* _Task description_
Images are not part of the copy; transcribe all the data exactly.

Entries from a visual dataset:

>>>>

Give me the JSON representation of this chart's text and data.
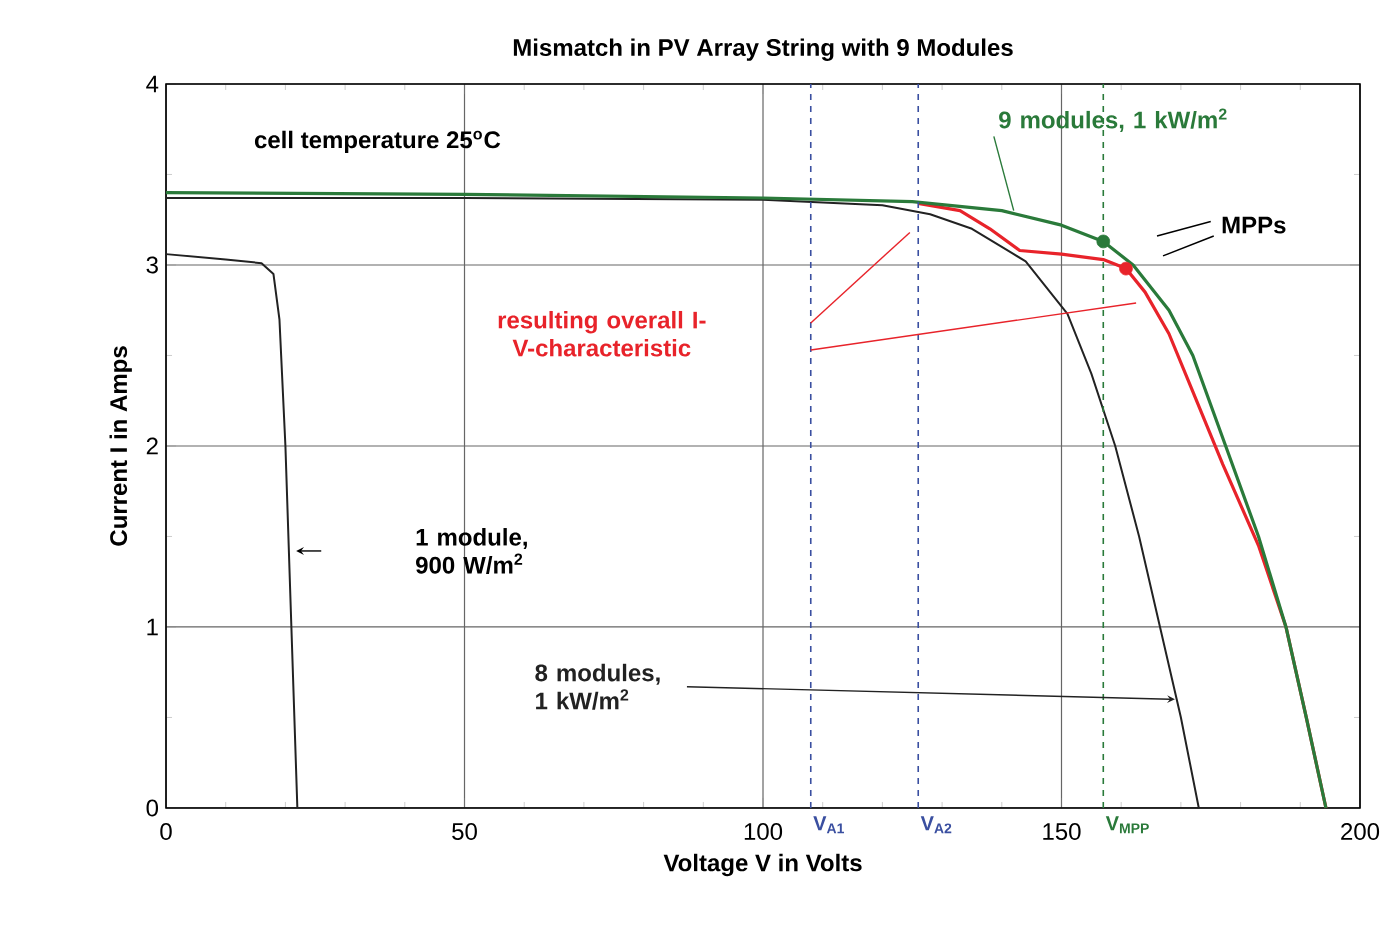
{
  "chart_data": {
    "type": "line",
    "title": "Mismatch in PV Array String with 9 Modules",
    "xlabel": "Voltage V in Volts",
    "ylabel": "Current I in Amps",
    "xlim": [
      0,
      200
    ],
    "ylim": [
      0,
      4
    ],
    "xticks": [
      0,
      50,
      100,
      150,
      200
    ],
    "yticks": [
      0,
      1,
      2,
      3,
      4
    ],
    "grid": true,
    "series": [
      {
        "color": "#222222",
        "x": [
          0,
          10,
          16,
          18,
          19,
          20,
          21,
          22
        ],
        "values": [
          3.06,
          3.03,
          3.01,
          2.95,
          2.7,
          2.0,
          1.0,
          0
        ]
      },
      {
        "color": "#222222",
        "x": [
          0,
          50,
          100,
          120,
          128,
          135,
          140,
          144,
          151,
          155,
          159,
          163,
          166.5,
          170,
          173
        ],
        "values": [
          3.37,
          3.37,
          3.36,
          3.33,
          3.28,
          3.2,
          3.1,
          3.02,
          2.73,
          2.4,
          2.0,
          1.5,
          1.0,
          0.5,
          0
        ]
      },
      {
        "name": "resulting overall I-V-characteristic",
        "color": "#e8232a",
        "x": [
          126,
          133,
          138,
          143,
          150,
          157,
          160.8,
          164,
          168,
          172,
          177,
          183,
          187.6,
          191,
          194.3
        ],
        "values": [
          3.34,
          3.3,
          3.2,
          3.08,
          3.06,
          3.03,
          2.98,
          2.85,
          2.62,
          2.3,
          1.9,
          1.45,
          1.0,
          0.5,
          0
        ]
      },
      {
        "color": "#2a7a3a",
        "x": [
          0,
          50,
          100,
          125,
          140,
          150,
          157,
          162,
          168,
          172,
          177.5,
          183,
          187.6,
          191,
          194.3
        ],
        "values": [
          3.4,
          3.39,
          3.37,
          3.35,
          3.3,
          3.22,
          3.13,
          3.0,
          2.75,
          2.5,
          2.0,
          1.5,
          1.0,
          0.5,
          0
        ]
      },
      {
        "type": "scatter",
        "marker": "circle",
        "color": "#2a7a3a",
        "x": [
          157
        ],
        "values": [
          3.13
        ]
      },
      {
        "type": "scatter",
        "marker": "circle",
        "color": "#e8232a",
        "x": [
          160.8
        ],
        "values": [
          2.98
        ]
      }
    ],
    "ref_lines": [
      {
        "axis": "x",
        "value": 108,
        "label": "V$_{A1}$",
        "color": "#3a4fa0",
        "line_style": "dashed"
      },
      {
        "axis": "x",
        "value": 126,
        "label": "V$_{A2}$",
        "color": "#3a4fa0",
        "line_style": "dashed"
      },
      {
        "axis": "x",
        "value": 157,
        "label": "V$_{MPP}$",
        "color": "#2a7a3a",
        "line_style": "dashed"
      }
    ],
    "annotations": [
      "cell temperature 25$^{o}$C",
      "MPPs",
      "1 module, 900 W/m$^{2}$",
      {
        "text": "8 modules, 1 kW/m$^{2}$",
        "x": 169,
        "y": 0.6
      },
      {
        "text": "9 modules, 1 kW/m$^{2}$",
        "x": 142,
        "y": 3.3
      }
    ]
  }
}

<<<<

* _Output of the task_
Give me the JSON representation of this chart's text and data.
{
  "chart_data": {
    "type": "line",
    "title": "Mismatch in PV Array String with 9 Modules",
    "xlabel": "Voltage V in Volts",
    "ylabel": "Current I in Amps",
    "xlim": [
      0,
      200
    ],
    "ylim": [
      0,
      4
    ],
    "xticks": [
      0,
      50,
      100,
      150,
      200
    ],
    "yticks": [
      0,
      1,
      2,
      3,
      4
    ],
    "grid": true,
    "series": [
      {
        "color": "#222222",
        "x": [
          0,
          10,
          16,
          18,
          19,
          20,
          21,
          22
        ],
        "values": [
          3.06,
          3.03,
          3.01,
          2.95,
          2.7,
          2.0,
          1.0,
          0
        ]
      },
      {
        "color": "#222222",
        "x": [
          0,
          50,
          100,
          120,
          128,
          135,
          140,
          144,
          151,
          155,
          159,
          163,
          166.5,
          170,
          173
        ],
        "values": [
          3.37,
          3.37,
          3.36,
          3.33,
          3.28,
          3.2,
          3.1,
          3.02,
          2.73,
          2.4,
          2.0,
          1.5,
          1.0,
          0.5,
          0
        ]
      },
      {
        "name": "resulting overall I-V-characteristic",
        "color": "#e8232a",
        "x": [
          126,
          133,
          138,
          143,
          150,
          157,
          160.8,
          164,
          168,
          172,
          177,
          183,
          187.6,
          191,
          194.3
        ],
        "values": [
          3.34,
          3.3,
          3.2,
          3.08,
          3.06,
          3.03,
          2.98,
          2.85,
          2.62,
          2.3,
          1.9,
          1.45,
          1.0,
          0.5,
          0
        ]
      },
      {
        "color": "#2a7a3a",
        "x": [
          0,
          50,
          100,
          125,
          140,
          150,
          157,
          162,
          168,
          172,
          177.5,
          183,
          187.6,
          191,
          194.3
        ],
        "values": [
          3.4,
          3.39,
          3.37,
          3.35,
          3.3,
          3.22,
          3.13,
          3.0,
          2.75,
          2.5,
          2.0,
          1.5,
          1.0,
          0.5,
          0
        ]
      },
      {
        "type": "scatter",
        "marker": "circle",
        "color": "#2a7a3a",
        "x": [
          157
        ],
        "values": [
          3.13
        ]
      },
      {
        "type": "scatter",
        "marker": "circle",
        "color": "#e8232a",
        "x": [
          160.8
        ],
        "values": [
          2.98
        ]
      }
    ],
    "ref_lines": [
      {
        "axis": "x",
        "value": 108,
        "label": "V$_{A1}$",
        "color": "#3a4fa0",
        "line_style": "dashed"
      },
      {
        "axis": "x",
        "value": 126,
        "label": "V$_{A2}$",
        "color": "#3a4fa0",
        "line_style": "dashed"
      },
      {
        "axis": "x",
        "value": 157,
        "label": "V$_{MPP}$",
        "color": "#2a7a3a",
        "line_style": "dashed"
      }
    ],
    "annotations": [
      "cell temperature 25$^{o}$C",
      "MPPs",
      "1 module, 900 W/m$^{2}$",
      {
        "text": "8 modules, 1 kW/m$^{2}$",
        "x": 169,
        "y": 0.6
      },
      {
        "text": "9 modules, 1 kW/m$^{2}$",
        "x": 142,
        "y": 3.3
      }
    ]
  }
}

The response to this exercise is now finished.